Requirement -> Quote, verbatim, all material below, without pictures.
##### Stored data
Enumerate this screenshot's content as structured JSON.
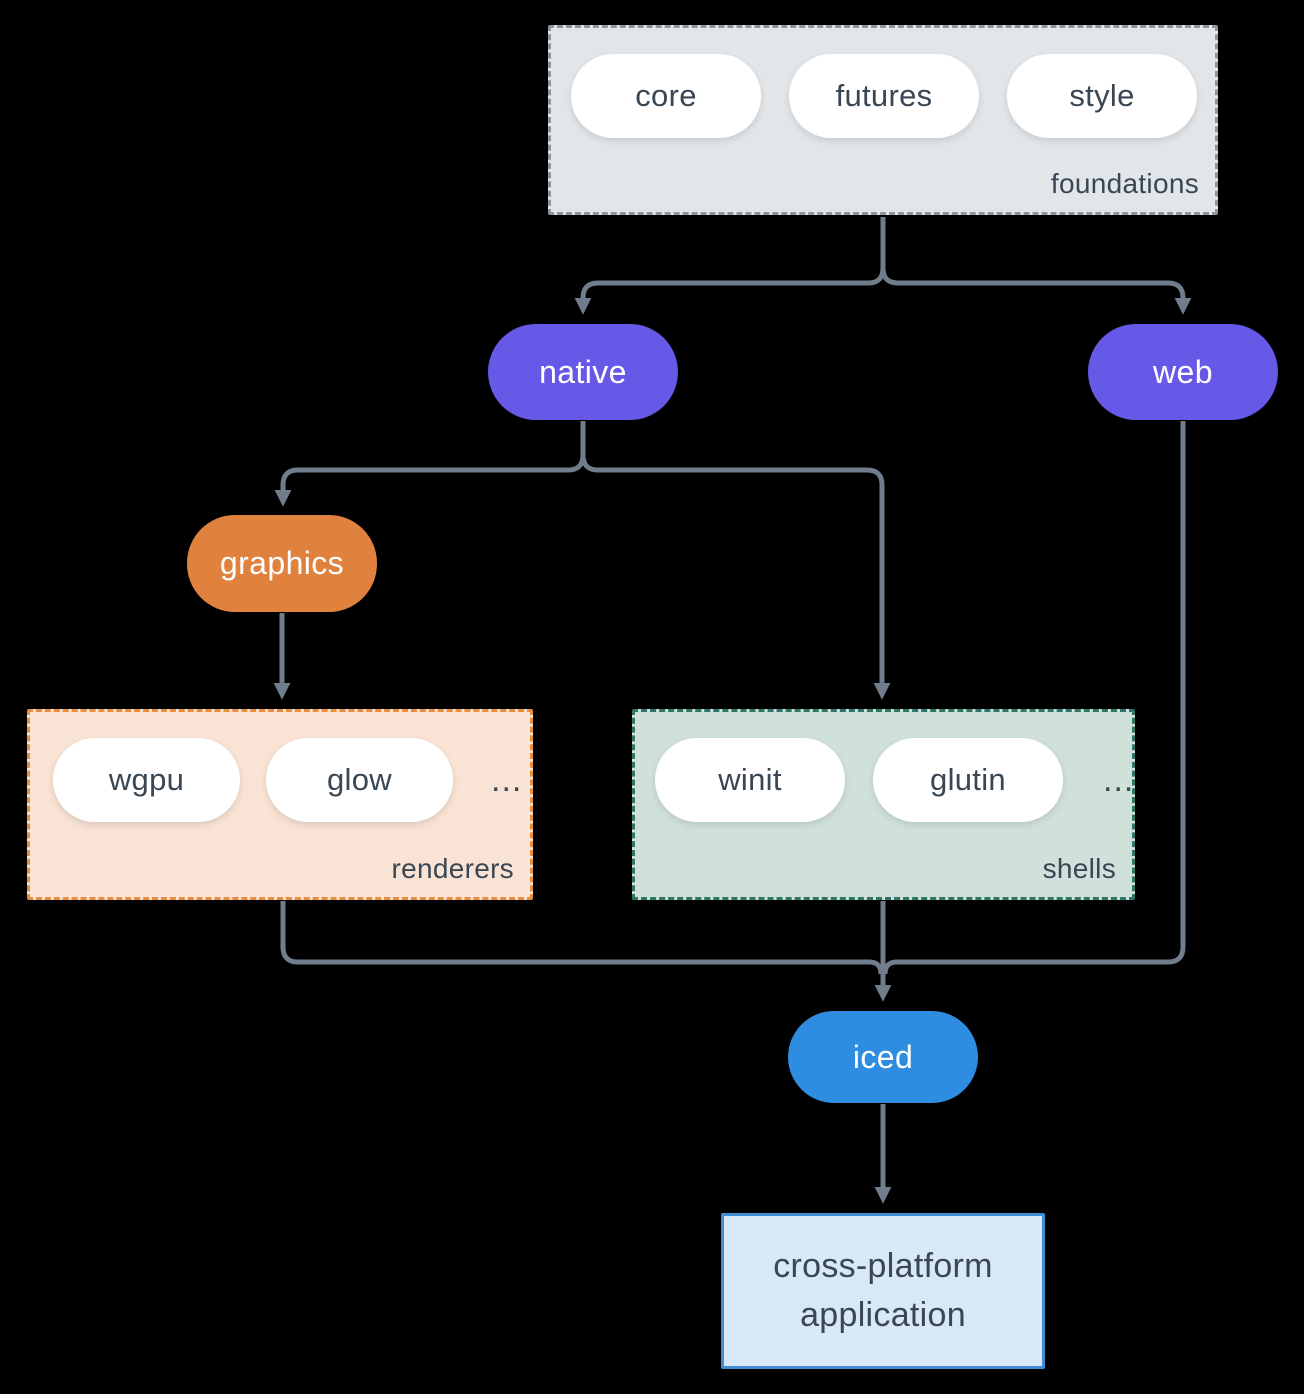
{
  "diagram": {
    "foundations": {
      "label": "foundations",
      "items": [
        "core",
        "futures",
        "style"
      ]
    },
    "native": {
      "label": "native"
    },
    "web": {
      "label": "web"
    },
    "graphics": {
      "label": "graphics"
    },
    "renderers": {
      "label": "renderers",
      "items": [
        "wgpu",
        "glow",
        "..."
      ]
    },
    "shells": {
      "label": "shells",
      "items": [
        "winit",
        "glutin",
        "..."
      ]
    },
    "iced": {
      "label": "iced"
    },
    "application": {
      "line1": "cross-platform",
      "line2": "application"
    },
    "edges": [
      {
        "from": "foundations",
        "to": "native"
      },
      {
        "from": "foundations",
        "to": "web"
      },
      {
        "from": "native",
        "to": "graphics"
      },
      {
        "from": "native",
        "to": "shells"
      },
      {
        "from": "graphics",
        "to": "renderers"
      },
      {
        "from": "renderers",
        "to": "iced"
      },
      {
        "from": "shells",
        "to": "iced"
      },
      {
        "from": "web",
        "to": "iced"
      },
      {
        "from": "iced",
        "to": "application"
      }
    ]
  },
  "colors": {
    "background": "#000000",
    "edge": "#6f7d8c",
    "text_dark": "#394754",
    "pill_white": "#ffffff",
    "purple": "#6759e8",
    "orange": "#e0823e",
    "blue": "#2e8de0",
    "foundations_fill": "#e2e6e9",
    "foundations_border": "#8a96a3",
    "renderers_fill": "#f9e3d4",
    "renderers_border": "#e88f3f",
    "shells_fill": "#d0e1da",
    "shells_border": "#2e7668",
    "app_fill": "#d8e8f8",
    "app_border": "#3f8ed6"
  }
}
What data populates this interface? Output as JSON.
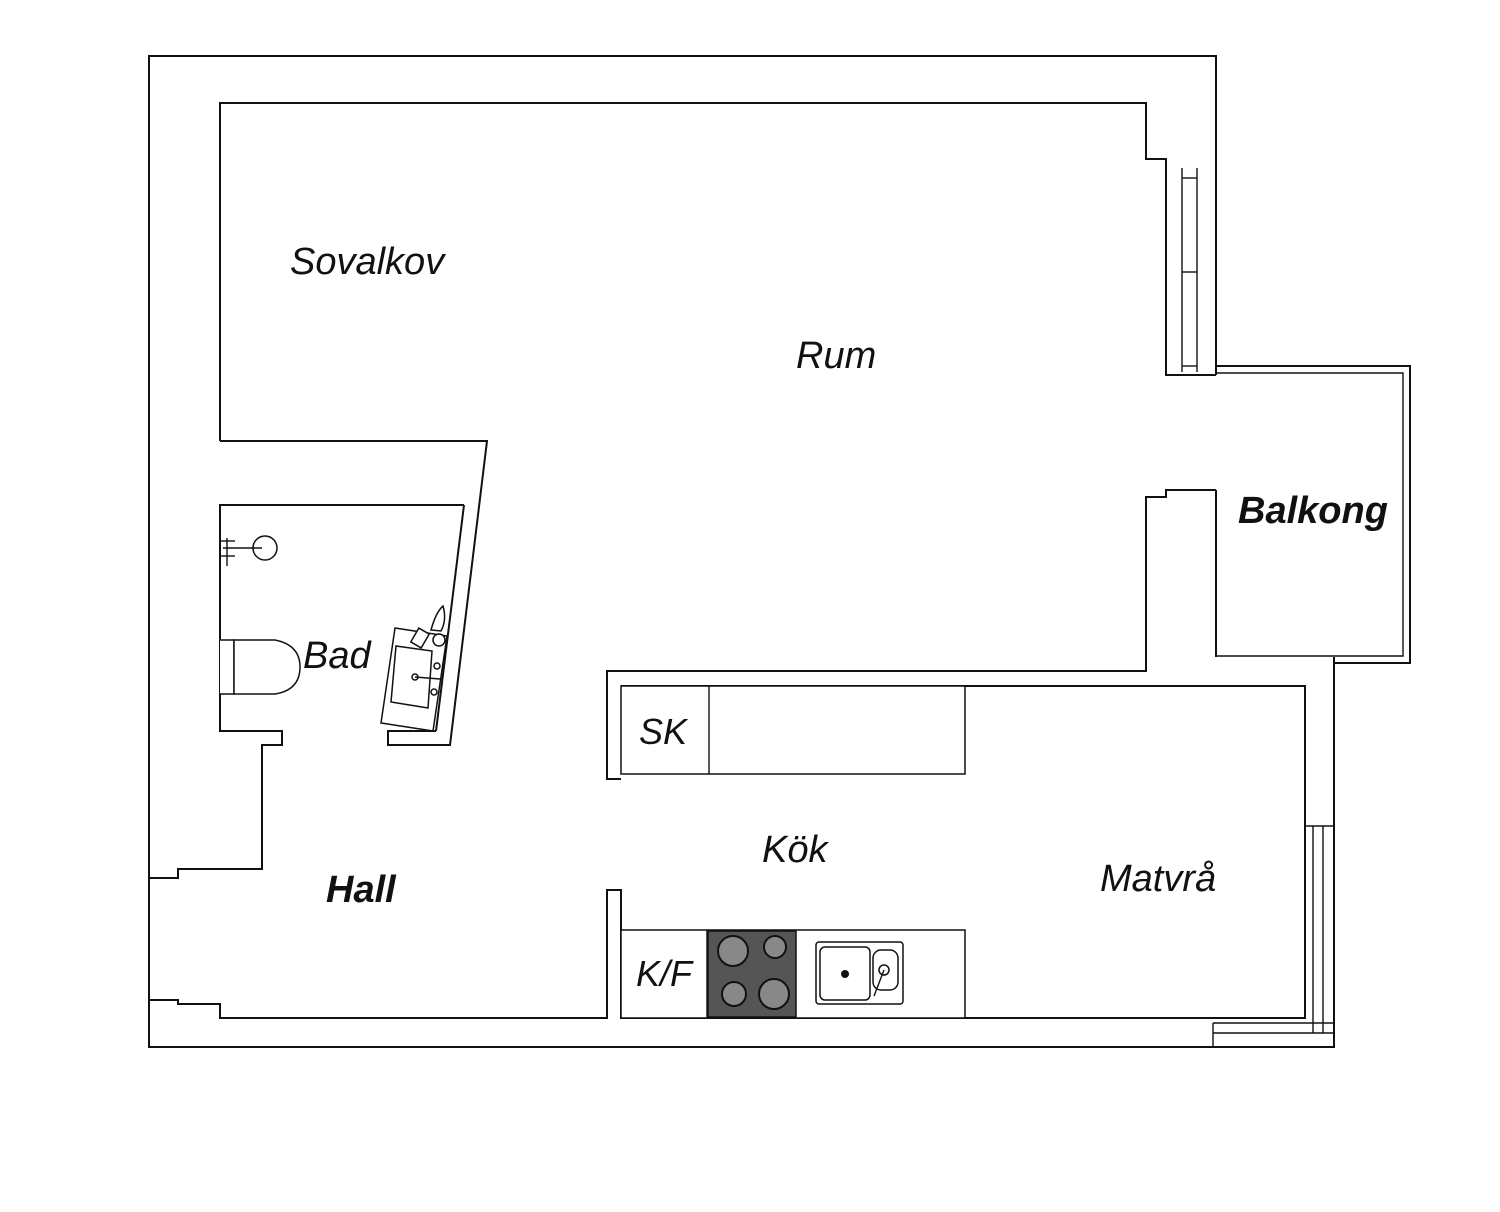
{
  "colors": {
    "wall": "#111111",
    "background": "#ffffff",
    "stove_top": "#555555",
    "burner": "#888888"
  },
  "rooms": {
    "sovalkov": "Sovalkov",
    "rum": "Rum",
    "balkong": "Balkong",
    "bad": "Bad",
    "sk": "SK",
    "kok": "Kök",
    "hall": "Hall",
    "matvra": "Matvrå",
    "kf": "K/F"
  }
}
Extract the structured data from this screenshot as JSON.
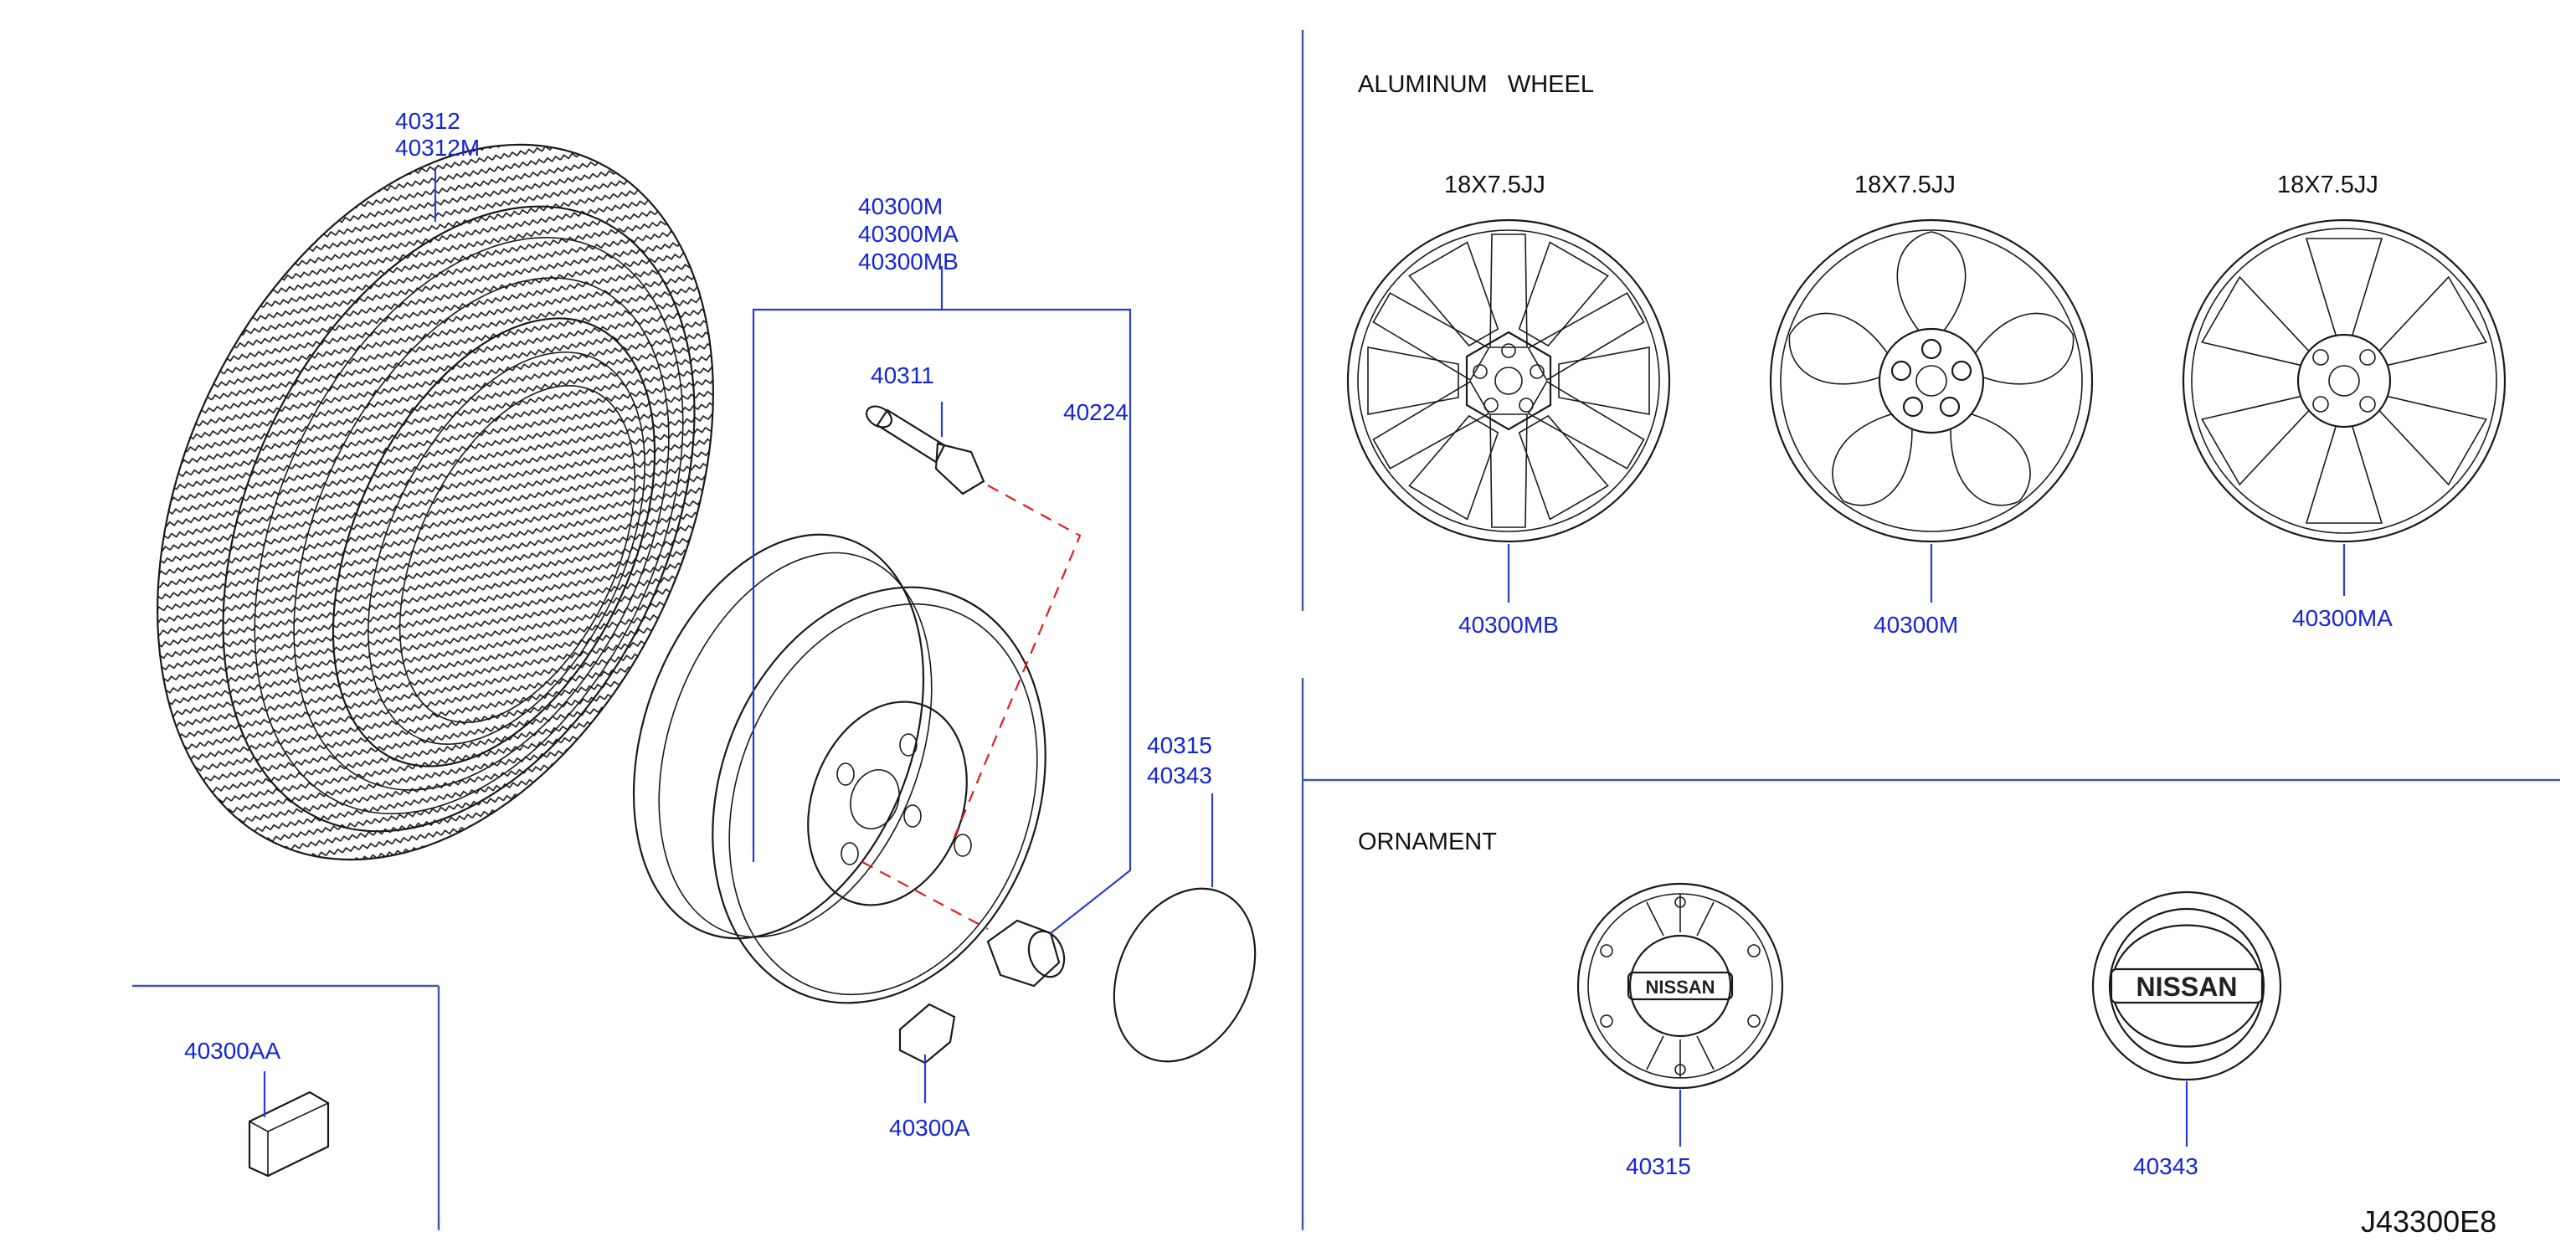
##########
The answer ->
Enumerate this screenshot's content as structured JSON.
{
  "diagram": {
    "foundations": {
      "label": "foundations",
      "items": [
        "core",
        "futures",
        "style"
      ]
    },
    "native": {
      "label": "native"
    },
    "web": {
      "label": "web"
    },
    "graphics": {
      "label": "graphics"
    },
    "renderers": {
      "label": "renderers",
      "items": [
        "wgpu",
        "glow",
        "..."
      ]
    },
    "shells": {
      "label": "shells",
      "items": [
        "winit",
        "glutin",
        "..."
      ]
    },
    "iced": {
      "label": "iced"
    },
    "application": {
      "line1": "cross-platform",
      "line2": "application"
    },
    "edges": [
      {
        "from": "foundations",
        "to": "native"
      },
      {
        "from": "foundations",
        "to": "web"
      },
      {
        "from": "native",
        "to": "graphics"
      },
      {
        "from": "native",
        "to": "shells"
      },
      {
        "from": "graphics",
        "to": "renderers"
      },
      {
        "from": "renderers",
        "to": "iced"
      },
      {
        "from": "shells",
        "to": "iced"
      },
      {
        "from": "web",
        "to": "iced"
      },
      {
        "from": "iced",
        "to": "application"
      }
    ]
  },
  "colors": {
    "background": "#000000",
    "edge": "#6f7d8c",
    "text_dark": "#394754",
    "pill_white": "#ffffff",
    "purple": "#6759e8",
    "orange": "#e0823e",
    "blue": "#2e8de0",
    "foundations_fill": "#e2e6e9",
    "foundations_border": "#8a96a3",
    "renderers_fill": "#f9e3d4",
    "renderers_border": "#e88f3f",
    "shells_fill": "#d0e1da",
    "shells_border": "#2e7668",
    "app_fill": "#d8e8f8",
    "app_border": "#3f8ed6"
  }
}
What data populates this interface? Output as JSON.
{
  "colors": {
    "wall": "#111111",
    "background": "#ffffff",
    "stove_top": "#555555",
    "burner": "#888888"
  },
  "rooms": {
    "sovalkov": "Sovalkov",
    "rum": "Rum",
    "balkong": "Balkong",
    "bad": "Bad",
    "sk": "SK",
    "kok": "Kök",
    "hall": "Hall",
    "matvra": "Matvrå",
    "kf": "K/F"
  }
}
Extract the structured data from this screenshot as JSON.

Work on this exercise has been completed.